Return each line of the data below exactly, omitting any pictures.

[Data extracted from a collection]
· · · ·
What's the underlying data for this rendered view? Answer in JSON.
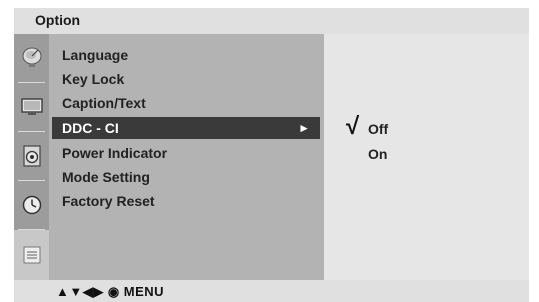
{
  "menu_title": "Option",
  "sidebar": {
    "icons": [
      "satellite-dish-icon",
      "tv-screen-icon",
      "speaker-icon",
      "clock-icon",
      "option-panel-icon"
    ],
    "active_index": 4
  },
  "menu": {
    "items": [
      {
        "label": "Language"
      },
      {
        "label": "Key Lock"
      },
      {
        "label": "Caption/Text"
      },
      {
        "label": "DDC - CI",
        "selected": true,
        "arrow": "►"
      },
      {
        "label": "Power Indicator"
      },
      {
        "label": "Mode Setting"
      },
      {
        "label": "Factory Reset"
      }
    ]
  },
  "submenu": {
    "options": [
      {
        "label": "Off",
        "checked": true
      },
      {
        "label": "On",
        "checked": false
      }
    ],
    "check_mark": "√"
  },
  "footer": {
    "hint": "▲▼◀▶ ◉ MENU"
  },
  "colors": {
    "selected_bg": "#3a3a3a",
    "menu_bg": "#b3b3b3",
    "sub_bg": "#e6e6e6"
  }
}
· · · ·
EXERCISE RESULT>
What's the underlying data for this rendered view? Answer in JSON.
{
  "menu_title": "Option",
  "sidebar": {
    "icons": [
      "satellite-dish-icon",
      "tv-screen-icon",
      "speaker-icon",
      "clock-icon",
      "option-panel-icon"
    ],
    "active_index": 4
  },
  "menu": {
    "items": [
      {
        "label": "Language"
      },
      {
        "label": "Key Lock"
      },
      {
        "label": "Caption/Text"
      },
      {
        "label": "DDC - CI",
        "selected": true,
        "arrow": "►"
      },
      {
        "label": "Power Indicator"
      },
      {
        "label": "Mode Setting"
      },
      {
        "label": "Factory Reset"
      }
    ]
  },
  "submenu": {
    "options": [
      {
        "label": "Off",
        "checked": true
      },
      {
        "label": "On",
        "checked": false
      }
    ],
    "check_mark": "√"
  },
  "footer": {
    "hint": "▲▼◀▶ ◉ MENU"
  },
  "colors": {
    "selected_bg": "#3a3a3a",
    "menu_bg": "#b3b3b3",
    "sub_bg": "#e6e6e6"
  }
}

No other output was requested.